Exercise description: Copy out the data exactly, leaving the pictures behind.

Exercise material:
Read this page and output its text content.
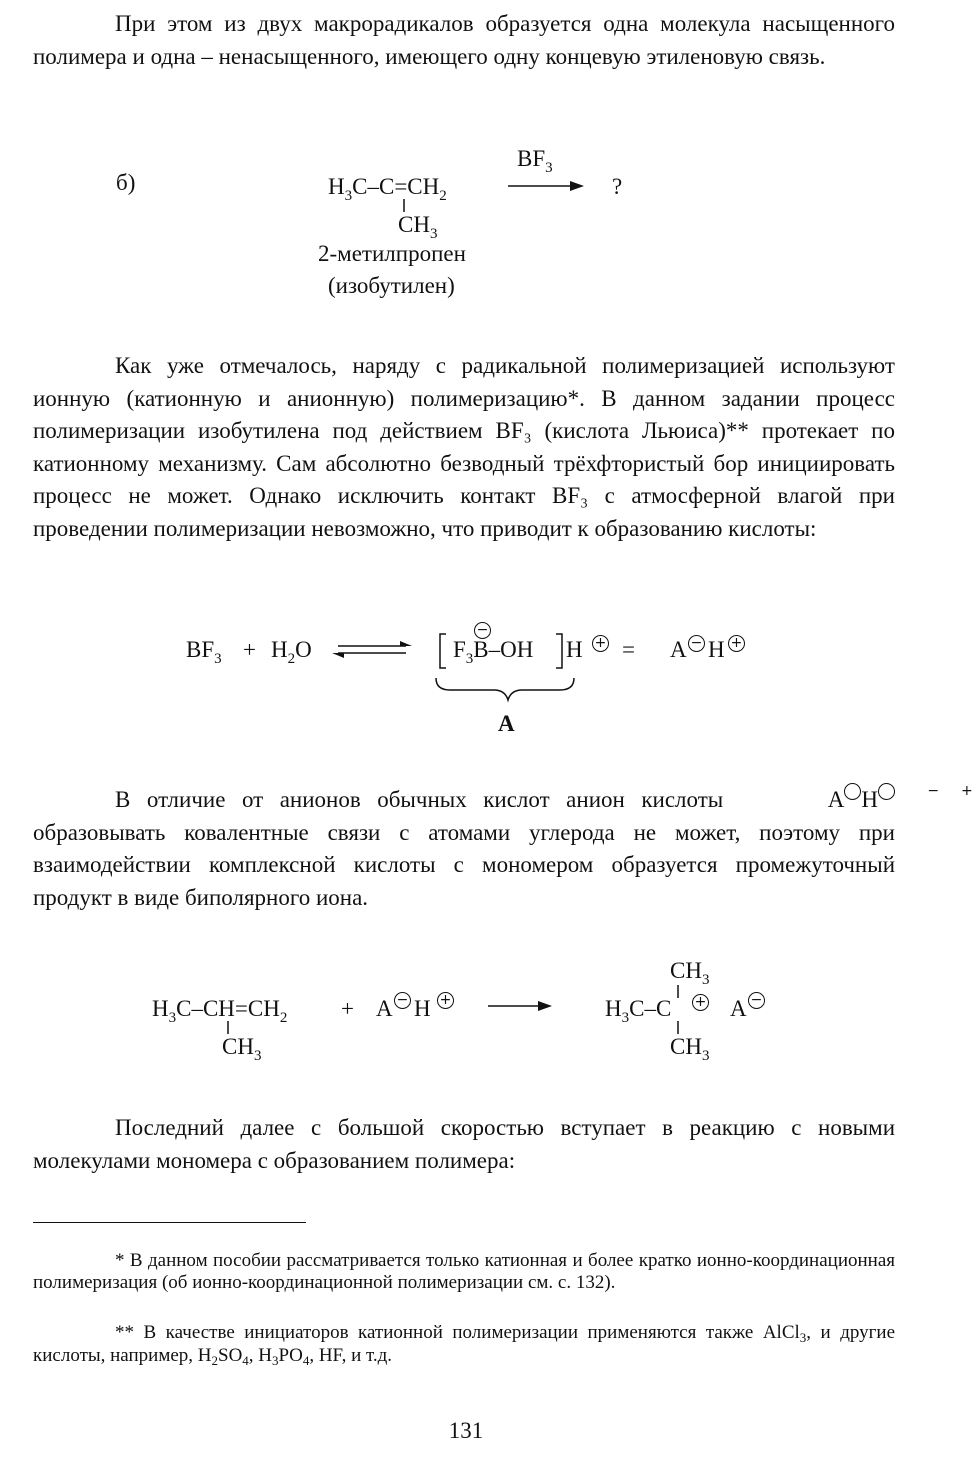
При этом из двух макрорадикалов образуется одна молекула насыщенного полимера и одна – ненасыщенного, имеющего одну концевую этиленовую связь.

б)	$H_3C-C=CH_2$
$CH_3$
$BF_3$
?
2-метилпропен
(изобутилен)

Как уже отмечалось, наряду с радикальной полимеризацией используют ионную (катионную и анионную) полимеризацию*. В данном задании процесс полимеризации изобутилена под действием BF₃ (кислота Льюиса)** протекает по катионному механизму. Сам абсолютно безводный трёхфтористый бор инициировать процесс не может. Однако исключить контакт BF₃ с атмосферной влагой при проведении полимеризации невозможно, что приводит к образованию кислоты:

$BF_3 + H_2O$	$F_3B-OH$
−
H + = A − H +
A

В отличие от анионов обычных кислот анион кислоты	A	−H	+ образовывать ковалентные связи с атомами углерода не может, поэтому при взаимодействии комплексной кислоты с мономером образуется промежуточный продукт в виде биполярного иона.

$H_3C-CH=CH_2$
$CH_3$
+ A − H +
$CH_3$
$H_3C-C + A$ −
$CH_3$

Последний далее с большой скоростью вступает в реакцию с новыми молекулами мономера с образованием полимера:

* В данном пособии рассматривается только катионная и более кратко ионно-координационная полимеризация (об ионно-координационной полимеризации см. с. 132).

** В качестве инициаторов катионной полимеризации применяются также AlCl$_3$, и другие кислоты, например, $H_2SO_4$, $H_3PO_4$, HF, и т.д.

131
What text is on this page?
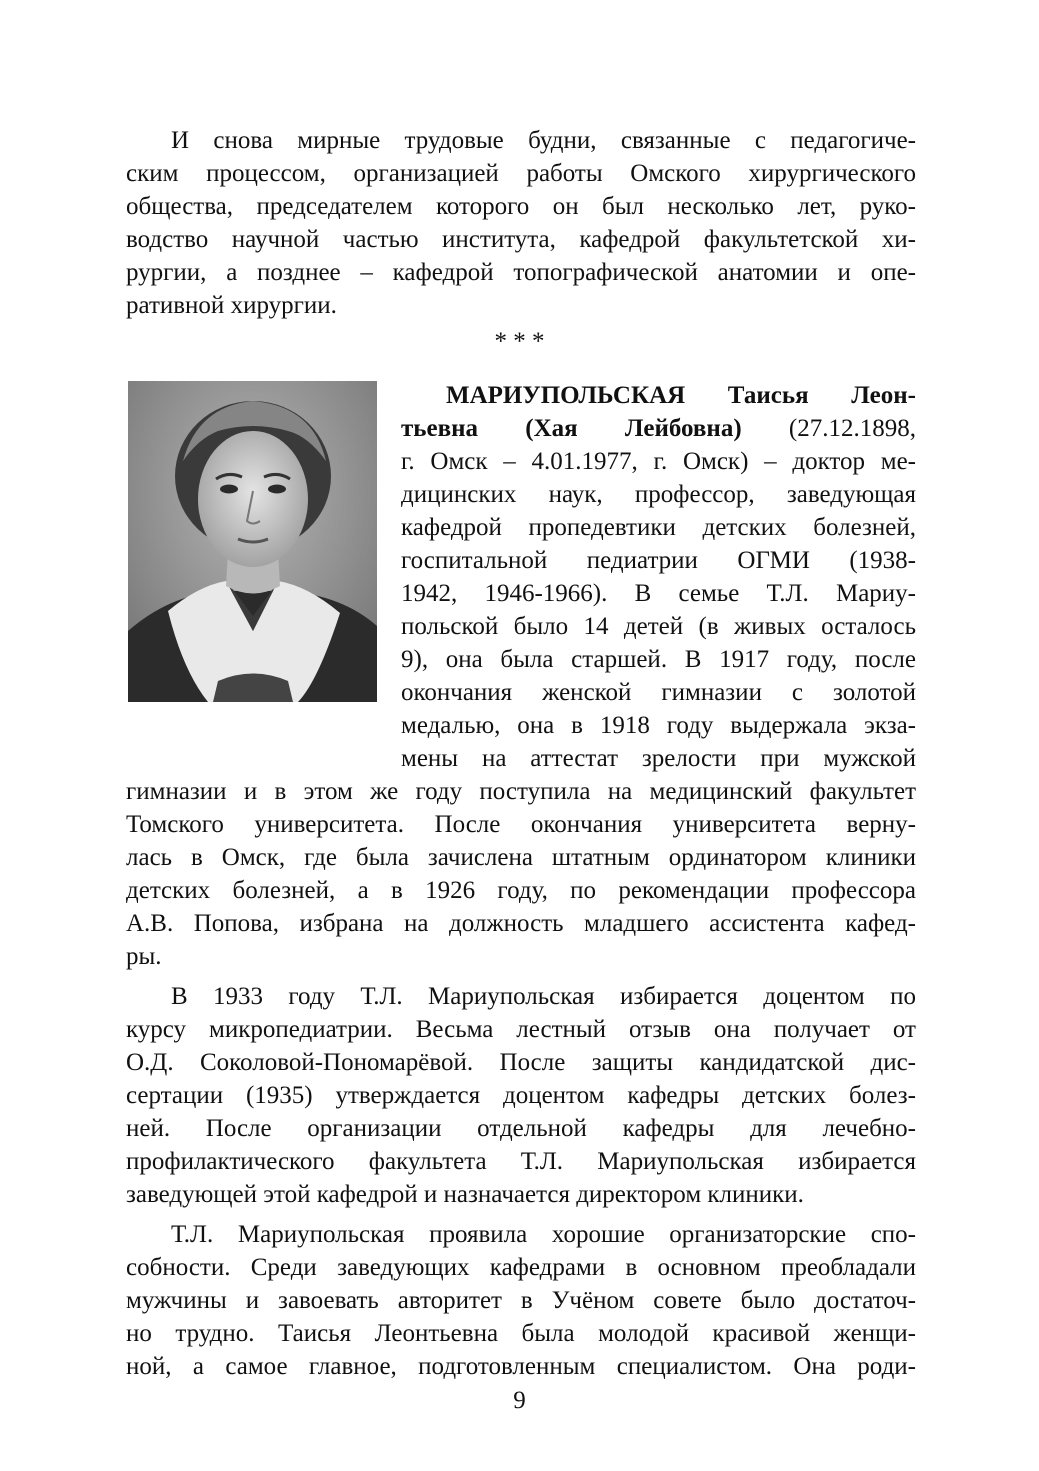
И снова мирные трудовые будни, связанные с педагогиче-

ским процессом, организацией работы Омского хирургического

общества, председателем которого он был несколько лет, руко-

водство научной частью института, кафедрой факультетской хи-

рургии, а позднее – кафедрой топографической анатомии и опе-

ративной хирургии.

* * *

МАРИУПОЛЬСКАЯ Таисья Леон-

тьевна (Хая Лейбовна) (27.12.1898,

г. Омск – 4.01.1977, г. Омск) – доктор ме-

дицинских наук, профессор, заведующая

кафедрой пропедевтики детских болезней,

госпитальной педиатрии ОГМИ (1938-

1942, 1946-1966). В семье Т.Л. Мариу-

польской было 14 детей (в живых осталось

9), она была старшей. В 1917 году, после

окончания женской гимназии с золотой

медалью, она в 1918 году выдержала экза-

мены на аттестат зрелости при мужской

гимназии и в этом же году поступила на медицинский факультет

Томского университета. После окончания университета верну-

лась в Омск, где была зачислена штатным ординатором клиники

детских болезней, а в 1926 году, по рекомендации профессора

А.В. Попова, избрана на должность младшего ассистента кафед-

ры.

В 1933 году Т.Л. Мариупольская избирается доцентом по

курсу микропедиатрии. Весьма лестный отзыв она получает от

О.Д. Соколовой-Пономарёвой. После защиты кандидатской дис-

сертации (1935) утверждается доцентом кафедры детских болез-

ней. После организации отдельной кафедры для лечебно-

профилактического факультета Т.Л. Мариупольская избирается

заведующей этой кафедрой и назначается директором клиники.

Т.Л. Мариупольская проявила хорошие организаторские спо-

собности. Среди заведующих кафедрами в основном преобладали

мужчины и завоевать авторитет в Учёном совете было достаточ-

но трудно. Таисья Леонтьевна была молодой красивой женщи-

ной, а самое главное, подготовленным специалистом. Она роди-

9
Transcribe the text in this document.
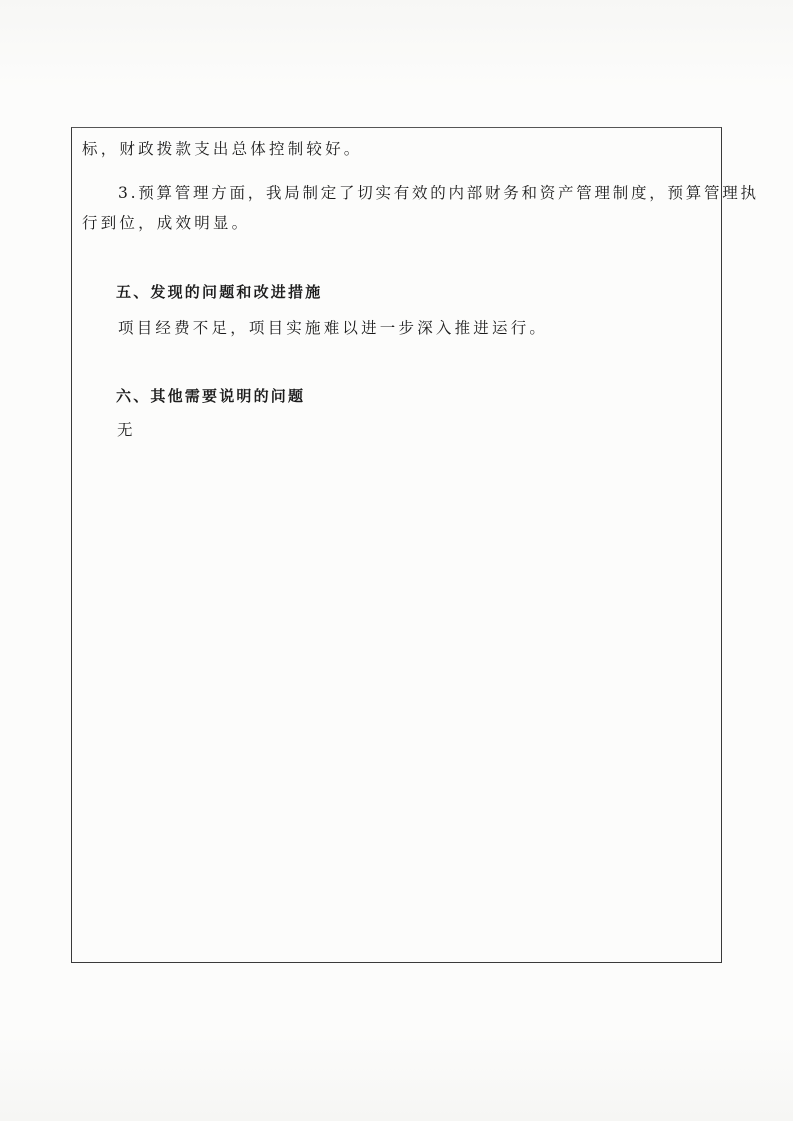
标，财政拨款支出总体控制较好。
3.预算管理方面，我局制定了切实有效的内部财务和资产管理制度，预算管理执
行到位，成效明显。
五、发现的问题和改进措施
项目经费不足，项目实施难以进一步深入推进运行。
六、其他需要说明的问题
无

Problem solution:
Read this page and output its text content.
При этом из двух макрорадикалов образуется одна молекула насыщенного полимера и одна – ненасыщенного, имеющего одну концевую этиленовую связь.

б)	$H_3C-C=CH_2$
$CH_3$
$BF_3$
?
2-метилпропен
(изобутилен)

Как уже отмечалось, наряду с радикальной полимеризацией используют ионную (катионную и анионную) полимеризацию*. В данном задании процесс полимеризации изобутилена под действием BF₃ (кислота Льюиса)** протекает по катионному механизму. Сам абсолютно безводный трёхфтористый бор инициировать процесс не может. Однако исключить контакт BF₃ с атмосферной влагой при проведении полимеризации невозможно, что приводит к образованию кислоты:

$BF_3 + H_2O$	$F_3B-OH$
−
H + = A − H +
A

В отличие от анионов обычных кислот анион кислоты	A	−H	+ образовывать ковалентные связи с атомами углерода не может, поэтому при взаимодействии комплексной кислоты с мономером образуется промежуточный продукт в виде биполярного иона.

$H_3C-CH=CH_2$
$CH_3$
+ A − H +
$CH_3$
$H_3C-C + A$ −
$CH_3$

Последний далее с большой скоростью вступает в реакцию с новыми молекулами мономера с образованием полимера:

* В данном пособии рассматривается только катионная и более кратко ионно-координационная полимеризация (об ионно-координационной полимеризации см. с. 132).

** В качестве инициаторов катионной полимеризации применяются также AlCl$_3$, и другие кислоты, например, $H_2SO_4$, $H_3PO_4$, HF, и т.д.

131
What text is on this page?
И снова мирные трудовые будни, связанные с педагогиче-

ским процессом, организацией работы Омского хирургического

общества, председателем которого он был несколько лет, руко-

водство научной частью института, кафедрой факультетской хи-

рургии, а позднее – кафедрой топографической анатомии и опе-

ративной хирургии.

* * *

МАРИУПОЛЬСКАЯ Таисья Леон-

тьевна (Хая Лейбовна) (27.12.1898,

г. Омск – 4.01.1977, г. Омск) – доктор ме-

дицинских наук, профессор, заведующая

кафедрой пропедевтики детских болезней,

госпитальной педиатрии ОГМИ (1938-

1942, 1946-1966). В семье Т.Л. Мариу-

польской было 14 детей (в живых осталось

9), она была старшей. В 1917 году, после

окончания женской гимназии с золотой

медалью, она в 1918 году выдержала экза-

мены на аттестат зрелости при мужской

гимназии и в этом же году поступила на медицинский факультет

Томского университета. После окончания университета верну-

лась в Омск, где была зачислена штатным ординатором клиники

детских болезней, а в 1926 году, по рекомендации профессора

А.В. Попова, избрана на должность младшего ассистента кафед-

ры.

В 1933 году Т.Л. Мариупольская избирается доцентом по

курсу микропедиатрии. Весьма лестный отзыв она получает от

О.Д. Соколовой-Пономарёвой. После защиты кандидатской дис-

сертации (1935) утверждается доцентом кафедры детских болез-

ней. После организации отдельной кафедры для лечебно-

профилактического факультета Т.Л. Мариупольская избирается

заведующей этой кафедрой и назначается директором клиники.

Т.Л. Мариупольская проявила хорошие организаторские спо-

собности. Среди заведующих кафедрами в основном преобладали

мужчины и завоевать авторитет в Учёном совете было достаточ-

но трудно. Таисья Леонтьевна была молодой красивой женщи-

ной, а самое главное, подготовленным специалистом. Она роди-

9
Transcribe the text in this document.
标，财政拨款支出总体控制较好。
3.预算管理方面，我局制定了切实有效的内部财务和资产管理制度，预算管理执
行到位，成效明显。
五、发现的问题和改进措施
项目经费不足，项目实施难以进一步深入推进运行。
六、其他需要说明的问题
无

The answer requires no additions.